Task material

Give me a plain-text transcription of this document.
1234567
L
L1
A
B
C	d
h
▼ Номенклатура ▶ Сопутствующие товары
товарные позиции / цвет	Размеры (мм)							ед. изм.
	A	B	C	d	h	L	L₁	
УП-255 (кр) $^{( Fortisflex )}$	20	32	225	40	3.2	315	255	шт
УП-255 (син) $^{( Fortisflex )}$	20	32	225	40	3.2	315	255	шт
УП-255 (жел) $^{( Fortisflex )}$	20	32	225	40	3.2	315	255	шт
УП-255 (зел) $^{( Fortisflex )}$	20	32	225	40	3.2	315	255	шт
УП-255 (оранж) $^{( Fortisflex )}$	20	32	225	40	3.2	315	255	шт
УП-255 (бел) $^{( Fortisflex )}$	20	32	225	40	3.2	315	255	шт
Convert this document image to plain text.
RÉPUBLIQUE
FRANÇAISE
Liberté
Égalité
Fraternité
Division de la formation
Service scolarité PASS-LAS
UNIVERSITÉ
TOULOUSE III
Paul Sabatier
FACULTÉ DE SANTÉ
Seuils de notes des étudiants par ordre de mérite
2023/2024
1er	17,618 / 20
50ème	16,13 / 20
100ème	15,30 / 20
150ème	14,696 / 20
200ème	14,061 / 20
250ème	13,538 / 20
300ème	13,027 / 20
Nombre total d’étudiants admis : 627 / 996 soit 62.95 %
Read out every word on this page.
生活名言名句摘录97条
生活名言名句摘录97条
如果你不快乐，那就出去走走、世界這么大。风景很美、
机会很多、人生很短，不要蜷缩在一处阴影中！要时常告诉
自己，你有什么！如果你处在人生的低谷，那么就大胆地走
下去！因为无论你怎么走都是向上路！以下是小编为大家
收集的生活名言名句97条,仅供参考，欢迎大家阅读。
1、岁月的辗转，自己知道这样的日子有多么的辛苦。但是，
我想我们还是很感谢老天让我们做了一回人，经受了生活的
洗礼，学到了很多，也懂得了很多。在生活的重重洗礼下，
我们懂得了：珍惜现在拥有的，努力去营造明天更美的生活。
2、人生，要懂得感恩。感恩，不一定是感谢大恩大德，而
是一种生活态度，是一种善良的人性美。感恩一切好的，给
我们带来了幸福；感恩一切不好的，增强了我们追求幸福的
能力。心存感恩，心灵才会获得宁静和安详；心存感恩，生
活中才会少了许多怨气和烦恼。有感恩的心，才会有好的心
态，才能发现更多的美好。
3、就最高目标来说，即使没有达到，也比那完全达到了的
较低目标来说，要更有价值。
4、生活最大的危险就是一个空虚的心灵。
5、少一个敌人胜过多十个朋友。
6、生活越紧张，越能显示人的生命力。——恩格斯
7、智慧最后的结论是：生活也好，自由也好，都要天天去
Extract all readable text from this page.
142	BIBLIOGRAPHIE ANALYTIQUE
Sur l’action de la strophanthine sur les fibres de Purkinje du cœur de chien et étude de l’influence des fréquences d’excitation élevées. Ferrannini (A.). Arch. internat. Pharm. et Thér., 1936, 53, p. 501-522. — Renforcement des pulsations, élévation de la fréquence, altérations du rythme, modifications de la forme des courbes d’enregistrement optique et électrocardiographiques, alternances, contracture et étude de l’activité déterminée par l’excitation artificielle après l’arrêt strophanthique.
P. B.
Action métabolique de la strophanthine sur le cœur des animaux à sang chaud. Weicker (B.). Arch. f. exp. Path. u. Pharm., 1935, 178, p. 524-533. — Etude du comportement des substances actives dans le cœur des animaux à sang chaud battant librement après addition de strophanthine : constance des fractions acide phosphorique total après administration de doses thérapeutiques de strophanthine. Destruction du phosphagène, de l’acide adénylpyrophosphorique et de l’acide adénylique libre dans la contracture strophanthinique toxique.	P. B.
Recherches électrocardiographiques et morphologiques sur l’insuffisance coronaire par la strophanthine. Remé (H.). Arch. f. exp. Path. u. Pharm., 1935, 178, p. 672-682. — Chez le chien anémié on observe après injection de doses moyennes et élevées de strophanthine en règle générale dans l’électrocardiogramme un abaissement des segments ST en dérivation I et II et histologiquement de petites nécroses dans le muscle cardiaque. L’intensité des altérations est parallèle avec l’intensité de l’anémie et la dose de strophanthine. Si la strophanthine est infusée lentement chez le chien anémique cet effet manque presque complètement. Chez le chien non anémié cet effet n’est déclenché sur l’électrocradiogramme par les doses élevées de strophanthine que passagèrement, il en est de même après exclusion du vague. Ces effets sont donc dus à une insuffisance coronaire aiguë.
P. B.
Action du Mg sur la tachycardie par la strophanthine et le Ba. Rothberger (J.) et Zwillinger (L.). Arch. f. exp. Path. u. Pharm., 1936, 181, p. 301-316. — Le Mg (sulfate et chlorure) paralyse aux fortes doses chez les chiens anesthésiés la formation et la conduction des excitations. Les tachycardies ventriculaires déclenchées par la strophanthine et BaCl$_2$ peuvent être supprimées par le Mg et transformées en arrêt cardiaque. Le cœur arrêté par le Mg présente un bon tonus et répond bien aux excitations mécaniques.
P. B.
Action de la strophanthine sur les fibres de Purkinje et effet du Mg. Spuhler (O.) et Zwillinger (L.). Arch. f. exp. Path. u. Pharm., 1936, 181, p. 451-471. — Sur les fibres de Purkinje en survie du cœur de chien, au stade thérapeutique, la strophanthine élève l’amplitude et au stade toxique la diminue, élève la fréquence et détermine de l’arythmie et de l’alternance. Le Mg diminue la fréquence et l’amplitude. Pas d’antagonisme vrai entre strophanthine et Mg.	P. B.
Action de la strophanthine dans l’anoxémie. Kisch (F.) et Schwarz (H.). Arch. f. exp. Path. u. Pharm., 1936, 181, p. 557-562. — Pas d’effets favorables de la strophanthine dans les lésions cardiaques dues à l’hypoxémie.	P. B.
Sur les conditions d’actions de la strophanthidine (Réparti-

Task directions
Retype the listing exactly, in full.

Response below
Give me a plain-text transcription of this document.
1234567
L
L1
A
B
C	d
h
▼ Номенклатура ▶ Сопутствующие товары
товарные позиции / цвет	Размеры (мм)							ед. изм.
	A	B	C	d	h	L	L₁	
УП-255 (кр) $^{( Fortisflex )}$	20	32	225	40	3.2	315	255	шт
УП-255 (син) $^{( Fortisflex )}$	20	32	225	40	3.2	315	255	шт
УП-255 (жел) $^{( Fortisflex )}$	20	32	225	40	3.2	315	255	шт
УП-255 (зел) $^{( Fortisflex )}$	20	32	225	40	3.2	315	255	шт
УП-255 (оранж) $^{( Fortisflex )}$	20	32	225	40	3.2	315	255	шт
УП-255 (бел) $^{( Fortisflex )}$	20	32	225	40	3.2	315	255	шт
Convert this document image to plain text.
RÉPUBLIQUE
FRANÇAISE
Liberté
Égalité
Fraternité
Division de la formation
Service scolarité PASS-LAS
UNIVERSITÉ
TOULOUSE III
Paul Sabatier
FACULTÉ DE SANTÉ
Seuils de notes des étudiants par ordre de mérite
2023/2024
1er	17,618 / 20
50ème	16,13 / 20
100ème	15,30 / 20
150ème	14,696 / 20
200ème	14,061 / 20
250ème	13,538 / 20
300ème	13,027 / 20
Nombre total d’étudiants admis : 627 / 996 soit 62.95 %
Read out every word on this page.
生活名言名句摘录97条
生活名言名句摘录97条
如果你不快乐，那就出去走走、世界這么大。风景很美、
机会很多、人生很短，不要蜷缩在一处阴影中！要时常告诉
自己，你有什么！如果你处在人生的低谷，那么就大胆地走
下去！因为无论你怎么走都是向上路！以下是小编为大家
收集的生活名言名句97条,仅供参考，欢迎大家阅读。
1、岁月的辗转，自己知道这样的日子有多么的辛苦。但是，
我想我们还是很感谢老天让我们做了一回人，经受了生活的
洗礼，学到了很多，也懂得了很多。在生活的重重洗礼下，
我们懂得了：珍惜现在拥有的，努力去营造明天更美的生活。
2、人生，要懂得感恩。感恩，不一定是感谢大恩大德，而
是一种生活态度，是一种善良的人性美。感恩一切好的，给
我们带来了幸福；感恩一切不好的，增强了我们追求幸福的
能力。心存感恩，心灵才会获得宁静和安详；心存感恩，生
活中才会少了许多怨气和烦恼。有感恩的心，才会有好的心
态，才能发现更多的美好。
3、就最高目标来说，即使没有达到，也比那完全达到了的
较低目标来说，要更有价值。
4、生活最大的危险就是一个空虚的心灵。
5、少一个敌人胜过多十个朋友。
6、生活越紧张，越能显示人的生命力。——恩格斯
7、智慧最后的结论是：生活也好，自由也好，都要天天去
Extract all readable text from this page.
142	BIBLIOGRAPHIE ANALYTIQUE
Sur l’action de la strophanthine sur les fibres de Purkinje du cœur de chien et étude de l’influence des fréquences d’excitation élevées. Ferrannini (A.). Arch. internat. Pharm. et Thér., 1936, 53, p. 501-522. — Renforcement des pulsations, élévation de la fréquence, altérations du rythme, modifications de la forme des courbes d’enregistrement optique et électrocardiographiques, alternances, contracture et étude de l’activité déterminée par l’excitation artificielle après l’arrêt strophanthique.
P. B.
Action métabolique de la strophanthine sur le cœur des animaux à sang chaud. Weicker (B.). Arch. f. exp. Path. u. Pharm., 1935, 178, p. 524-533. — Etude du comportement des substances actives dans le cœur des animaux à sang chaud battant librement après addition de strophanthine : constance des fractions acide phosphorique total après administration de doses thérapeutiques de strophanthine. Destruction du phosphagène, de l’acide adénylpyrophosphorique et de l’acide adénylique libre dans la contracture strophanthinique toxique.	P. B.
Recherches électrocardiographiques et morphologiques sur l’insuffisance coronaire par la strophanthine. Remé (H.). Arch. f. exp. Path. u. Pharm., 1935, 178, p. 672-682. — Chez le chien anémié on observe après injection de doses moyennes et élevées de strophanthine en règle générale dans l’électrocardiogramme un abaissement des segments ST en dérivation I et II et histologiquement de petites nécroses dans le muscle cardiaque. L’intensité des altérations est parallèle avec l’intensité de l’anémie et la dose de strophanthine. Si la strophanthine est infusée lentement chez le chien anémique cet effet manque presque complètement. Chez le chien non anémié cet effet n’est déclenché sur l’électrocradiogramme par les doses élevées de strophanthine que passagèrement, il en est de même après exclusion du vague. Ces effets sont donc dus à une insuffisance coronaire aiguë.
P. B.
Action du Mg sur la tachycardie par la strophanthine et le Ba. Rothberger (J.) et Zwillinger (L.). Arch. f. exp. Path. u. Pharm., 1936, 181, p. 301-316. — Le Mg (sulfate et chlorure) paralyse aux fortes doses chez les chiens anesthésiés la formation et la conduction des excitations. Les tachycardies ventriculaires déclenchées par la strophanthine et BaCl$_2$ peuvent être supprimées par le Mg et transformées en arrêt cardiaque. Le cœur arrêté par le Mg présente un bon tonus et répond bien aux excitations mécaniques.
P. B.
Action de la strophanthine sur les fibres de Purkinje et effet du Mg. Spuhler (O.) et Zwillinger (L.). Arch. f. exp. Path. u. Pharm., 1936, 181, p. 451-471. — Sur les fibres de Purkinje en survie du cœur de chien, au stade thérapeutique, la strophanthine élève l’amplitude et au stade toxique la diminue, élève la fréquence et détermine de l’arythmie et de l’alternance. Le Mg diminue la fréquence et l’amplitude. Pas d’antagonisme vrai entre strophanthine et Mg.	P. B.
Action de la strophanthine dans l’anoxémie. Kisch (F.) et Schwarz (H.). Arch. f. exp. Path. u. Pharm., 1936, 181, p. 557-562. — Pas d’effets favorables de la strophanthine dans les lésions cardiaques dues à l’hypoxémie.	P. B.
Sur les conditions d’actions de la strophanthidine (Réparti-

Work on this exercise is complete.